▶ **Written task**:
Output the full material exactly as it appears here.

▶ **Stored records**:
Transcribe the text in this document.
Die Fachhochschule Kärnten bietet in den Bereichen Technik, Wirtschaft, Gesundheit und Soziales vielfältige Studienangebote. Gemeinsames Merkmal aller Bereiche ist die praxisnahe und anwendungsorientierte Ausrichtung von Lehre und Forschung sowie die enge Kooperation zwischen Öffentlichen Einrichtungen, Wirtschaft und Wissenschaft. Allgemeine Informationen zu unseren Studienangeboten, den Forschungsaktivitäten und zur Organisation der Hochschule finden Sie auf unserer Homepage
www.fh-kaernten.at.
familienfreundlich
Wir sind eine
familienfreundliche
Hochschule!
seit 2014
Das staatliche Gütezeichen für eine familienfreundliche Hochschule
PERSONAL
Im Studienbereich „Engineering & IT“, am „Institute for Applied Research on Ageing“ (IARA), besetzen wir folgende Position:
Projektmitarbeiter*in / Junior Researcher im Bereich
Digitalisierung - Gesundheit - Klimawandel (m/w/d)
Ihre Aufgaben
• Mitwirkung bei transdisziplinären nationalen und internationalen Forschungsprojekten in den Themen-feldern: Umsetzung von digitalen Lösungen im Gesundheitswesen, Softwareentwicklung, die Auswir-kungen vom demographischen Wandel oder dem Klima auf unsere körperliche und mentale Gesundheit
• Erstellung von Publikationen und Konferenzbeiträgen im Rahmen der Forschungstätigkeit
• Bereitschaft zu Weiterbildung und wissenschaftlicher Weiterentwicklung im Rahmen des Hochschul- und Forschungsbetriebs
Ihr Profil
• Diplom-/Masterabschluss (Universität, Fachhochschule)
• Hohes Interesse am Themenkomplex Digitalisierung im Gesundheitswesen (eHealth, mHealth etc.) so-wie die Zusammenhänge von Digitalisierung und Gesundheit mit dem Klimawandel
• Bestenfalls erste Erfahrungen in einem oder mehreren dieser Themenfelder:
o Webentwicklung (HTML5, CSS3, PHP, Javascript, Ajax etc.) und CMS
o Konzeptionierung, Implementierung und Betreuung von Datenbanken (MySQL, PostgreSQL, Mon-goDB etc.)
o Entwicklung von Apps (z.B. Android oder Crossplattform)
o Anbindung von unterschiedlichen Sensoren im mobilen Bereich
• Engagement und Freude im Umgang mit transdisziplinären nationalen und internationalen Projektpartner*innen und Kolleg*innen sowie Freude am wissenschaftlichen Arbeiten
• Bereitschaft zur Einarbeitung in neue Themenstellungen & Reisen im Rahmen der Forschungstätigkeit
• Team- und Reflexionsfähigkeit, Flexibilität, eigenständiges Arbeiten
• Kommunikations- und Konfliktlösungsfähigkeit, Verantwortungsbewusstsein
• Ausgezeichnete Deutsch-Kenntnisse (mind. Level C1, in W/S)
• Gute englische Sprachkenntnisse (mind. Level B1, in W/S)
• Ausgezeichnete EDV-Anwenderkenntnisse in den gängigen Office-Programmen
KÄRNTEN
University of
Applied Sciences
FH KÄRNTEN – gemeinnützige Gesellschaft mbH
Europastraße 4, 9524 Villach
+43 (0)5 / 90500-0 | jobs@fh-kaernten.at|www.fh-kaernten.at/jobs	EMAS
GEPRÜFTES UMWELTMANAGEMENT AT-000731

▶ **The reply**:
Transcribe the text in this document.
Die Fachhochschule Kärnten bietet in den Bereichen Technik, Wirtschaft, Gesundheit und Soziales vielfältige Studienangebote. Gemeinsames Merkmal aller Bereiche ist die praxisnahe und anwendungsorientierte Ausrichtung von Lehre und Forschung sowie die enge Kooperation zwischen Öffentlichen Einrichtungen, Wirtschaft und Wissenschaft. Allgemeine Informationen zu unseren Studienangeboten, den Forschungsaktivitäten und zur Organisation der Hochschule finden Sie auf unserer Homepage
www.fh-kaernten.at.
familienfreundlich
Wir sind eine
familienfreundliche
Hochschule!
seit 2014
Das staatliche Gütezeichen für eine familienfreundliche Hochschule
PERSONAL
Im Studienbereich „Engineering & IT“, am „Institute for Applied Research on Ageing“ (IARA), besetzen wir folgende Position:
Projektmitarbeiter*in / Junior Researcher im Bereich
Digitalisierung - Gesundheit - Klimawandel (m/w/d)
Ihre Aufgaben
• Mitwirkung bei transdisziplinären nationalen und internationalen Forschungsprojekten in den Themen-feldern: Umsetzung von digitalen Lösungen im Gesundheitswesen, Softwareentwicklung, die Auswir-kungen vom demographischen Wandel oder dem Klima auf unsere körperliche und mentale Gesundheit
• Erstellung von Publikationen und Konferenzbeiträgen im Rahmen der Forschungstätigkeit
• Bereitschaft zu Weiterbildung und wissenschaftlicher Weiterentwicklung im Rahmen des Hochschul- und Forschungsbetriebs
Ihr Profil
• Diplom-/Masterabschluss (Universität, Fachhochschule)
• Hohes Interesse am Themenkomplex Digitalisierung im Gesundheitswesen (eHealth, mHealth etc.) so-wie die Zusammenhänge von Digitalisierung und Gesundheit mit dem Klimawandel
• Bestenfalls erste Erfahrungen in einem oder mehreren dieser Themenfelder:
o Webentwicklung (HTML5, CSS3, PHP, Javascript, Ajax etc.) und CMS
o Konzeptionierung, Implementierung und Betreuung von Datenbanken (MySQL, PostgreSQL, Mon-goDB etc.)
o Entwicklung von Apps (z.B. Android oder Crossplattform)
o Anbindung von unterschiedlichen Sensoren im mobilen Bereich
• Engagement und Freude im Umgang mit transdisziplinären nationalen und internationalen Projektpartner*innen und Kolleg*innen sowie Freude am wissenschaftlichen Arbeiten
• Bereitschaft zur Einarbeitung in neue Themenstellungen & Reisen im Rahmen der Forschungstätigkeit
• Team- und Reflexionsfähigkeit, Flexibilität, eigenständiges Arbeiten
• Kommunikations- und Konfliktlösungsfähigkeit, Verantwortungsbewusstsein
• Ausgezeichnete Deutsch-Kenntnisse (mind. Level C1, in W/S)
• Gute englische Sprachkenntnisse (mind. Level B1, in W/S)
• Ausgezeichnete EDV-Anwenderkenntnisse in den gängigen Office-Programmen
KÄRNTEN
University of
Applied Sciences
FH KÄRNTEN – gemeinnützige Gesellschaft mbH
Europastraße 4, 9524 Villach
+43 (0)5 / 90500-0 | jobs@fh-kaernten.at|www.fh-kaernten.at/jobs	EMAS
GEPRÜFTES UMWELTMANAGEMENT AT-000731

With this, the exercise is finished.